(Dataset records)
------
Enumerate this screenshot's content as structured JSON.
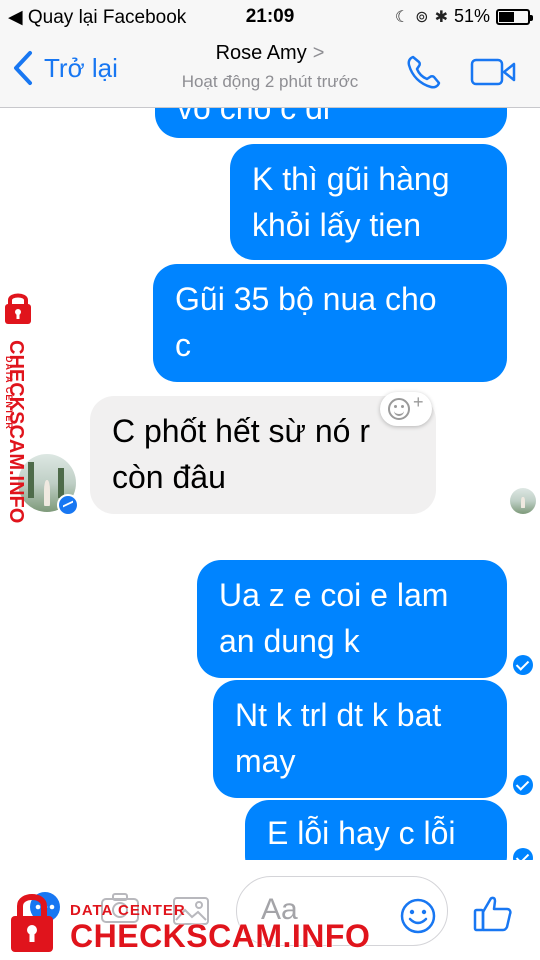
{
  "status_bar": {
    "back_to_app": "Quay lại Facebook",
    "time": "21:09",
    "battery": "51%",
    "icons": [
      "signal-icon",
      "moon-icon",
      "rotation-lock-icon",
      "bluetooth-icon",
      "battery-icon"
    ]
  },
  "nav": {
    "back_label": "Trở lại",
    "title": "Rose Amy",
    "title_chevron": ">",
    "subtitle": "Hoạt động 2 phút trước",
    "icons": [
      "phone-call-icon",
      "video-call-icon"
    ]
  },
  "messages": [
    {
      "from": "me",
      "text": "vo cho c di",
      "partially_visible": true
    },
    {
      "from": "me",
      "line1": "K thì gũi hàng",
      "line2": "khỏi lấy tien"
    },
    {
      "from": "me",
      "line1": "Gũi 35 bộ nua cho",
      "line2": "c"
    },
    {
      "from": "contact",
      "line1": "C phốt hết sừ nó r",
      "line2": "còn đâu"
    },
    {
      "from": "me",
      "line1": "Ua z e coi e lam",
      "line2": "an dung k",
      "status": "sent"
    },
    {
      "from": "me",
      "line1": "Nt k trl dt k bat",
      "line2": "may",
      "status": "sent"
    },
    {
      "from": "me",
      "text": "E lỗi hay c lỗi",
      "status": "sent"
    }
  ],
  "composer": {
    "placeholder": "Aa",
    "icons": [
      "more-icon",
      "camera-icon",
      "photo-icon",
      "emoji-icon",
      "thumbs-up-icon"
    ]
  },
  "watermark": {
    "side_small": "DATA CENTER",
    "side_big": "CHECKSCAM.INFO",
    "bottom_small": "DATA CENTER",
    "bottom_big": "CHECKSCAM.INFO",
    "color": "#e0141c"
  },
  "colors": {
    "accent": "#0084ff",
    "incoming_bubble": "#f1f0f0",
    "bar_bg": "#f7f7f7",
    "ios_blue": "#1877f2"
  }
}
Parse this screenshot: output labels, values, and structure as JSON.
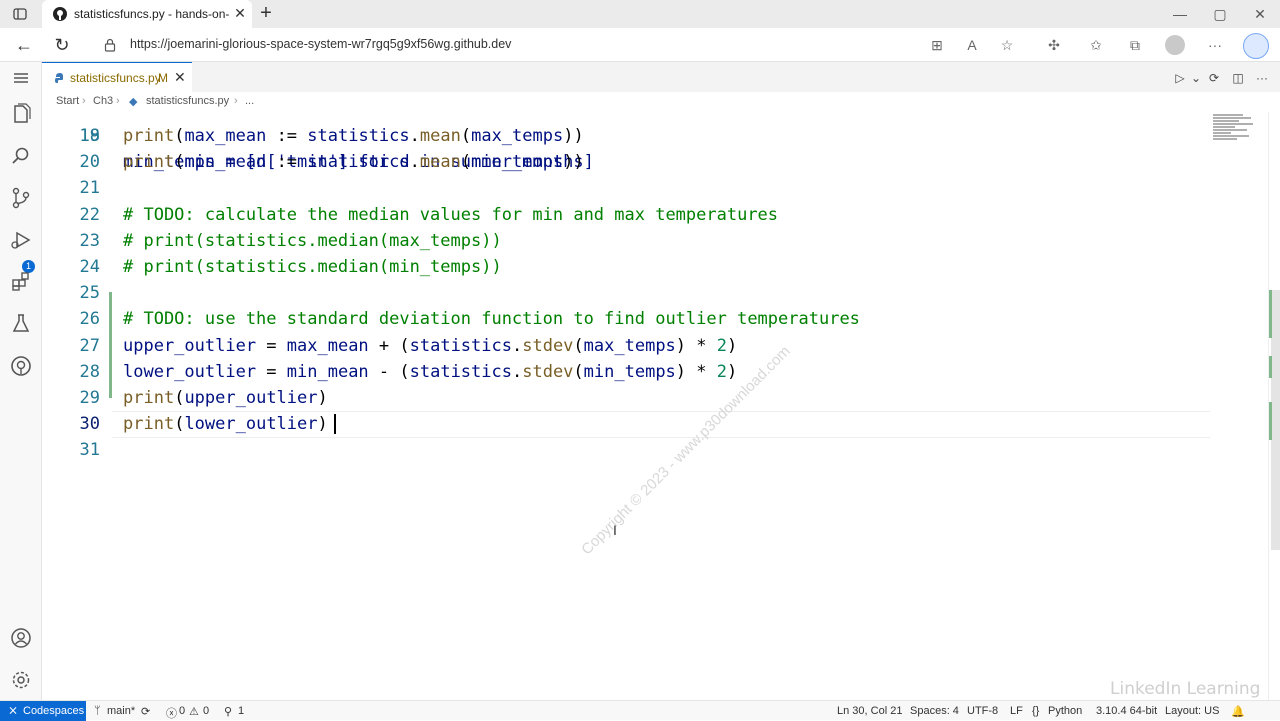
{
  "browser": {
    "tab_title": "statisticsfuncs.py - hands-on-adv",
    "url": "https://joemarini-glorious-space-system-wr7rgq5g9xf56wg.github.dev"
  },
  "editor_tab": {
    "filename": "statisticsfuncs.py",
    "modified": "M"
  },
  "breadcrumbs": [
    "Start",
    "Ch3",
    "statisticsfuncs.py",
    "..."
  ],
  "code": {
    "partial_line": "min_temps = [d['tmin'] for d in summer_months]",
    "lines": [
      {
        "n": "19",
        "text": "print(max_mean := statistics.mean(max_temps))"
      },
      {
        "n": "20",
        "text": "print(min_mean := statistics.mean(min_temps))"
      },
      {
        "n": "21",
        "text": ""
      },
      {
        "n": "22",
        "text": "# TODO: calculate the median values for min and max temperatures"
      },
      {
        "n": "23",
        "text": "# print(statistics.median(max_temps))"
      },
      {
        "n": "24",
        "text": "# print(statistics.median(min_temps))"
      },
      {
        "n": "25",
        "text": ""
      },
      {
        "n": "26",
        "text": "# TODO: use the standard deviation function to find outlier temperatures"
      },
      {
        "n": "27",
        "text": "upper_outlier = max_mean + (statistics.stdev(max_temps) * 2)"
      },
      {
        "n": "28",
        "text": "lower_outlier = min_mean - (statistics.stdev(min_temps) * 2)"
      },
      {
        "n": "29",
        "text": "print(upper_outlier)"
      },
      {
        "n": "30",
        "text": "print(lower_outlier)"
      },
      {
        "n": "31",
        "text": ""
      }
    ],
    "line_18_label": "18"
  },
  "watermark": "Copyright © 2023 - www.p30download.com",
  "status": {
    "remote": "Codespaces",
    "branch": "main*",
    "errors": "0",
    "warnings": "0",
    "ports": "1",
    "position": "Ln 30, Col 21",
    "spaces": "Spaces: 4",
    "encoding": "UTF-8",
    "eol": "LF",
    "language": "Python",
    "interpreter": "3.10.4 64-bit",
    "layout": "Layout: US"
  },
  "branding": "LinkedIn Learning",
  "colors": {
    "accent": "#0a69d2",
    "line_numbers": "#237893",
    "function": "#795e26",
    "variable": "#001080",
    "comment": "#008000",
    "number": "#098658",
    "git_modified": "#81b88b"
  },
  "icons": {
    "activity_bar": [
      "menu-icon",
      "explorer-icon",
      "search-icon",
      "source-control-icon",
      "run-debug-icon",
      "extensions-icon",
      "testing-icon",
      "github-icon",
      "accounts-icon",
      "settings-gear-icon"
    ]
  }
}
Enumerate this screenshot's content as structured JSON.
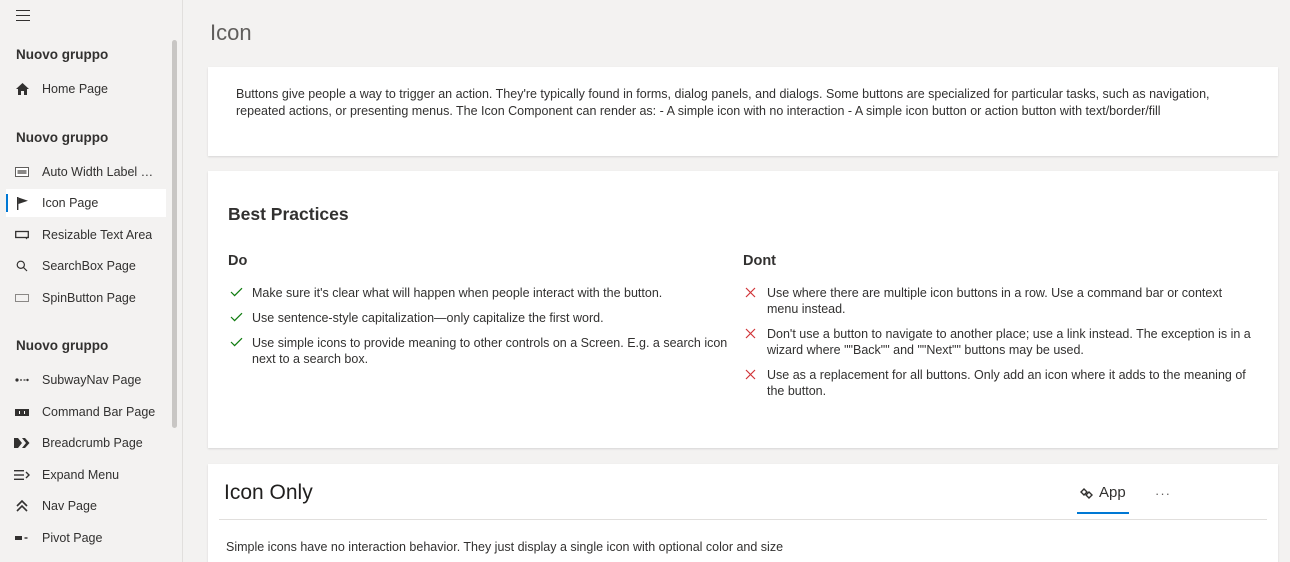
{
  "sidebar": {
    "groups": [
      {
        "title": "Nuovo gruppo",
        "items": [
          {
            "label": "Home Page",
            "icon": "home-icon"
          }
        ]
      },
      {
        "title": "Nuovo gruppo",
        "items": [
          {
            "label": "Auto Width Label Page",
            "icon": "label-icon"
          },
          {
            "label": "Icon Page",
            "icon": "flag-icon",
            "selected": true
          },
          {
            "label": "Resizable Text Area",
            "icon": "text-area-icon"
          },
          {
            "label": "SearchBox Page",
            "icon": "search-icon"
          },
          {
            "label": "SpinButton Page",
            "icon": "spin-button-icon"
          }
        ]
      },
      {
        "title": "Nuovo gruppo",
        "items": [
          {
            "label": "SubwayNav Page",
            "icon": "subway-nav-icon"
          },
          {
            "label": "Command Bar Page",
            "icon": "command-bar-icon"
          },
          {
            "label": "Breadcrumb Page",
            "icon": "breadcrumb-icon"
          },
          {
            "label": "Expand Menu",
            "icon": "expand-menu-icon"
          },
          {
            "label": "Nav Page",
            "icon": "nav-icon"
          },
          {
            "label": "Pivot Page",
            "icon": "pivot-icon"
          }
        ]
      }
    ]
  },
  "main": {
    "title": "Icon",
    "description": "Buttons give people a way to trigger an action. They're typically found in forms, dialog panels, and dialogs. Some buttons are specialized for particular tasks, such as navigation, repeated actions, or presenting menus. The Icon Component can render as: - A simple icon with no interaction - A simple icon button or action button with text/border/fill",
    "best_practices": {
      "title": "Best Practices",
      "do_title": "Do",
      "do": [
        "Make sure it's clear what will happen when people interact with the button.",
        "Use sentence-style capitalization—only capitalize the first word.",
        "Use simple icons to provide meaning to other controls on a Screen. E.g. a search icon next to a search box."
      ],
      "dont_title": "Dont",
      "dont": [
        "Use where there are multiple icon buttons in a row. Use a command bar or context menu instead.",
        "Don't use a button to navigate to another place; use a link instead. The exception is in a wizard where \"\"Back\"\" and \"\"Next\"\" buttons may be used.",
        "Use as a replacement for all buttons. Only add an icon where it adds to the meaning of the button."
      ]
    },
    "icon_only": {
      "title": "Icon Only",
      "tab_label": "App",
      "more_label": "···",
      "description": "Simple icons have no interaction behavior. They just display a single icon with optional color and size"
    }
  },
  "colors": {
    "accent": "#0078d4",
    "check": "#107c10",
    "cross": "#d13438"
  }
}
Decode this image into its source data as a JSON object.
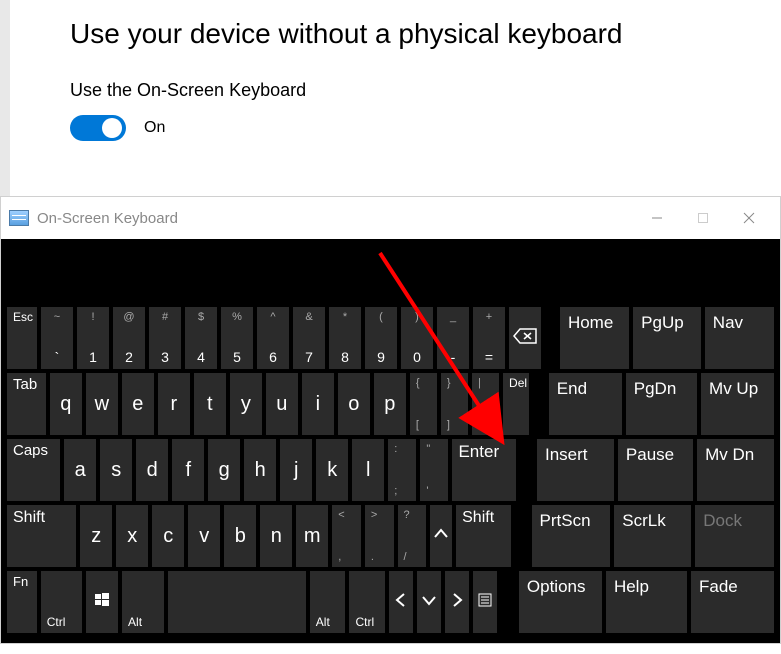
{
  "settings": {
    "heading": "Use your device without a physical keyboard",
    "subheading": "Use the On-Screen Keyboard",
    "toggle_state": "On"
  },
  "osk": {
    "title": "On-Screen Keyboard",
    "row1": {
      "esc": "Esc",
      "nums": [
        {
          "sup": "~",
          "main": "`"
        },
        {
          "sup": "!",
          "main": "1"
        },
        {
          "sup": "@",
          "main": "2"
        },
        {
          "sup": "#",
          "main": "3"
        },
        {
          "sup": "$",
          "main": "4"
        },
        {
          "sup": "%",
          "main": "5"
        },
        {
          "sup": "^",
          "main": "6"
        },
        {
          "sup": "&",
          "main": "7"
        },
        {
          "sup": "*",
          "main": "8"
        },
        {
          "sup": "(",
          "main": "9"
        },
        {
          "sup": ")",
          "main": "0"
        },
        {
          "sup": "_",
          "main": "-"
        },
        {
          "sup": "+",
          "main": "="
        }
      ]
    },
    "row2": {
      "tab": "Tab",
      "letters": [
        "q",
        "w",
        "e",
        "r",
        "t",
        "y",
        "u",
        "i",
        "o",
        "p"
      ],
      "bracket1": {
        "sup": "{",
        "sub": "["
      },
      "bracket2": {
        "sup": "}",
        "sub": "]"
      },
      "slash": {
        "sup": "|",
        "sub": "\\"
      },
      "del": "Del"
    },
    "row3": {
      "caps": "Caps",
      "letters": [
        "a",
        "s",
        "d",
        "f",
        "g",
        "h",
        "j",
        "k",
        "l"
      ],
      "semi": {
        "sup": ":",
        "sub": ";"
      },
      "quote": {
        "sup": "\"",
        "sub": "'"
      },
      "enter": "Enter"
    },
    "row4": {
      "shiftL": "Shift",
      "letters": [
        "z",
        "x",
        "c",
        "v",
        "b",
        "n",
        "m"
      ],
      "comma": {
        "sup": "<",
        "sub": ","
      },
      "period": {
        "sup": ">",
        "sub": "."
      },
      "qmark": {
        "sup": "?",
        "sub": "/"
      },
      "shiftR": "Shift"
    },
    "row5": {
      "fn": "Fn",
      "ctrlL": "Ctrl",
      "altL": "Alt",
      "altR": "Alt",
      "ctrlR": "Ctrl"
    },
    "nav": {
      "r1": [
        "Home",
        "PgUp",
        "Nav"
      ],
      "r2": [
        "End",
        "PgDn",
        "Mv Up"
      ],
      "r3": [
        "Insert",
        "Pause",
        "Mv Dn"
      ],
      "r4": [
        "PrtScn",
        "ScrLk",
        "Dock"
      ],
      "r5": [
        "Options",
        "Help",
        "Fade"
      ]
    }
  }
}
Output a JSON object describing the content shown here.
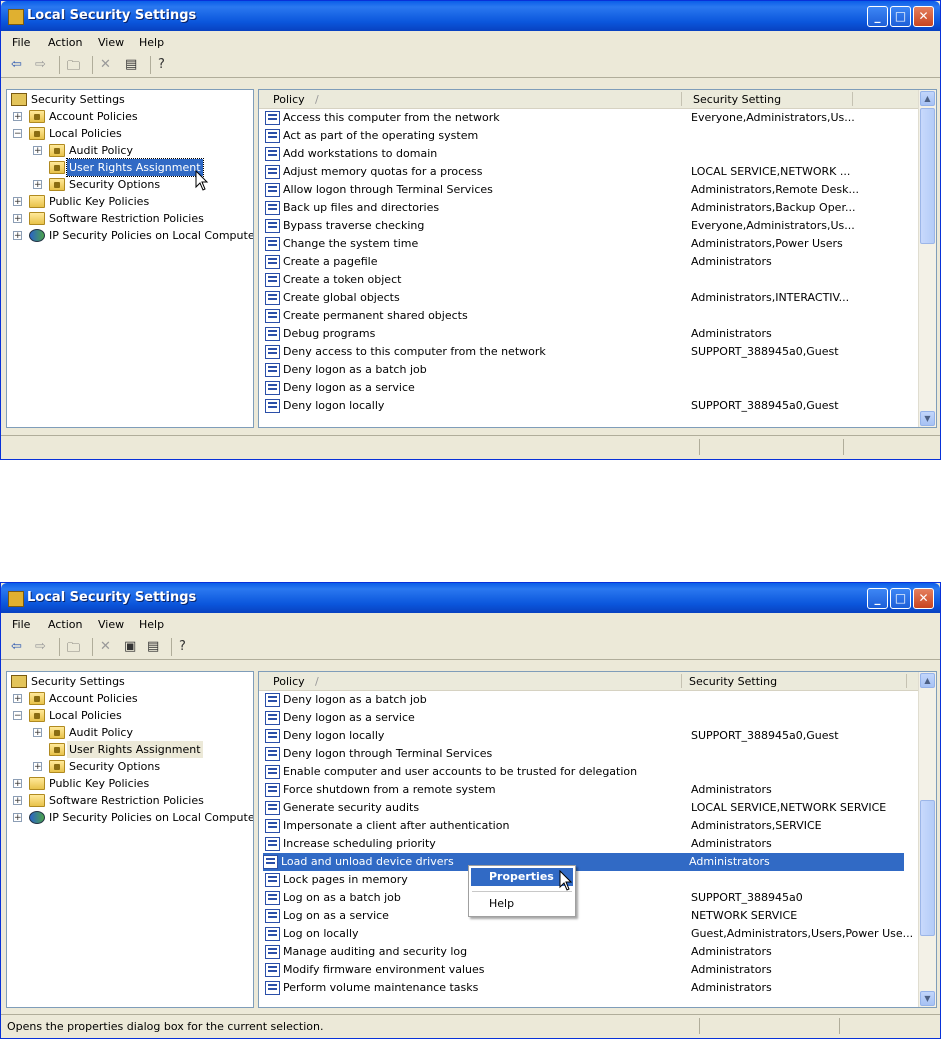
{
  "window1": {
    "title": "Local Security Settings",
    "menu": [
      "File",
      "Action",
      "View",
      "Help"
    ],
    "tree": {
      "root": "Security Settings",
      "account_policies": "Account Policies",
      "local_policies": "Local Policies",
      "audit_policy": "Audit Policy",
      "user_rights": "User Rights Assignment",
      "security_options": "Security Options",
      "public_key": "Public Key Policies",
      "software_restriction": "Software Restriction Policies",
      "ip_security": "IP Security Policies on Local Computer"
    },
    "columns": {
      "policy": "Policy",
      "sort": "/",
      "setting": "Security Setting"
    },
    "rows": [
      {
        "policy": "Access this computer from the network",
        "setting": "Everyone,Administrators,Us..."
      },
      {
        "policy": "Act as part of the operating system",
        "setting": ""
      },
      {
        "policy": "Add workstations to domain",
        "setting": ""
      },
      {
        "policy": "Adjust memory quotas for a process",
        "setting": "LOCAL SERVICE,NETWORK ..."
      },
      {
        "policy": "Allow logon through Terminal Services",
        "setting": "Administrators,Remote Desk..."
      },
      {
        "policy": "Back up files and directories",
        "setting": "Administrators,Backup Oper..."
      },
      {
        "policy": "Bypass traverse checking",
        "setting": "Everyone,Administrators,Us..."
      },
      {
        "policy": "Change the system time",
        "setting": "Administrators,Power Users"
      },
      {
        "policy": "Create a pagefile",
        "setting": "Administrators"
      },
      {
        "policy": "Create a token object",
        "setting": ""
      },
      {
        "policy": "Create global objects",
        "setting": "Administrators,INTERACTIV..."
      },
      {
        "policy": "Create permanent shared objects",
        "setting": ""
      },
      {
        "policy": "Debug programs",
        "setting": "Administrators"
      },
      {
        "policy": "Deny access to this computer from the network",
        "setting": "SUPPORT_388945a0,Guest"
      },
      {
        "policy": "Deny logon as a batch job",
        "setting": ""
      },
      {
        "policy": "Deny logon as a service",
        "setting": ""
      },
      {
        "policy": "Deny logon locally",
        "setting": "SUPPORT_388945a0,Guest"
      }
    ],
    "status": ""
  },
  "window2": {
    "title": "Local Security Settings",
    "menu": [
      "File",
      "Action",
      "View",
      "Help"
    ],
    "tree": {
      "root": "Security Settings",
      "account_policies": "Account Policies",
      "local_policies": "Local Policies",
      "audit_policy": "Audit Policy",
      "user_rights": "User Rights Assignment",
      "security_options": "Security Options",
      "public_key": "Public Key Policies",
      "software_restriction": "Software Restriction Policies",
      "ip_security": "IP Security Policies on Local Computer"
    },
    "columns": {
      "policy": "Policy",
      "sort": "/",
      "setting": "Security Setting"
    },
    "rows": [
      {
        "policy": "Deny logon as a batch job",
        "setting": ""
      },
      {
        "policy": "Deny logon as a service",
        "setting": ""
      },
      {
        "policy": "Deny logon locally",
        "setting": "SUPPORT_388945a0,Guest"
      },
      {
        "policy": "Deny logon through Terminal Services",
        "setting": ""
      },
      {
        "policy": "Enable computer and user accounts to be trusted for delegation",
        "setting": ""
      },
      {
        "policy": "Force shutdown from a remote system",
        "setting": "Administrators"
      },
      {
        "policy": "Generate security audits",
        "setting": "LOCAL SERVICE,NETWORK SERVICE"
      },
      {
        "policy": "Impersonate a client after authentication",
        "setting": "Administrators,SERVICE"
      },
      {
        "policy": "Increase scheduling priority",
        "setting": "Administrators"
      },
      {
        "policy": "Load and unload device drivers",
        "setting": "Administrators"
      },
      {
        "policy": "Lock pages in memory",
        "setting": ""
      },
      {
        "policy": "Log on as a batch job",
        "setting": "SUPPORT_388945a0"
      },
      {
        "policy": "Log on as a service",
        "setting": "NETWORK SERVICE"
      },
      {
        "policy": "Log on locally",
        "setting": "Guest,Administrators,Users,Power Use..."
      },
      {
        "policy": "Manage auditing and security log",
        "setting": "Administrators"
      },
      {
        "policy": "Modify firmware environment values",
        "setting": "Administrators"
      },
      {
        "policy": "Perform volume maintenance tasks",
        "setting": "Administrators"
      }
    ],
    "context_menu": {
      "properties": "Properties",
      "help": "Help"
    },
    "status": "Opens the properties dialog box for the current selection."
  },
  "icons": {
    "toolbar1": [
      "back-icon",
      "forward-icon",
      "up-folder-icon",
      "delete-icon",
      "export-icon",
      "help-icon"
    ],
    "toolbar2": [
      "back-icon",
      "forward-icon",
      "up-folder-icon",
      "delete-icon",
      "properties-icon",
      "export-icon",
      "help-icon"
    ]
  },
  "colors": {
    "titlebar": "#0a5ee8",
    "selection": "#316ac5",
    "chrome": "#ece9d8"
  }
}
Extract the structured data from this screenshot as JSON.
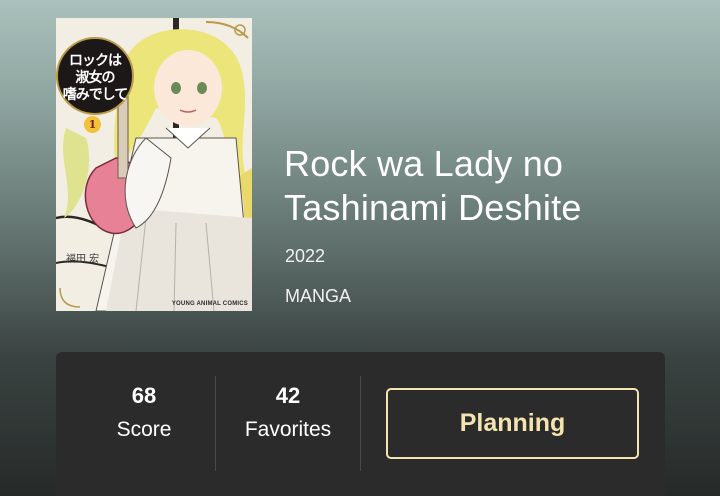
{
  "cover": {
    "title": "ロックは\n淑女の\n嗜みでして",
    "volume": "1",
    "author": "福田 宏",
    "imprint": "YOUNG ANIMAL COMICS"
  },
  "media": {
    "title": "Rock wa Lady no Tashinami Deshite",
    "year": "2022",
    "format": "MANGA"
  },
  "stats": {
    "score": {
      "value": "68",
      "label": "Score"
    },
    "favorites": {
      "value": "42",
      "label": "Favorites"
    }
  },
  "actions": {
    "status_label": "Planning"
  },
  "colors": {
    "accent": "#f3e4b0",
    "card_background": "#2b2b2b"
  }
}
------
(Short problem): How many of the lines above hold "statisticsfuncs"? Answer with only the number.

(Response for this exercise): 3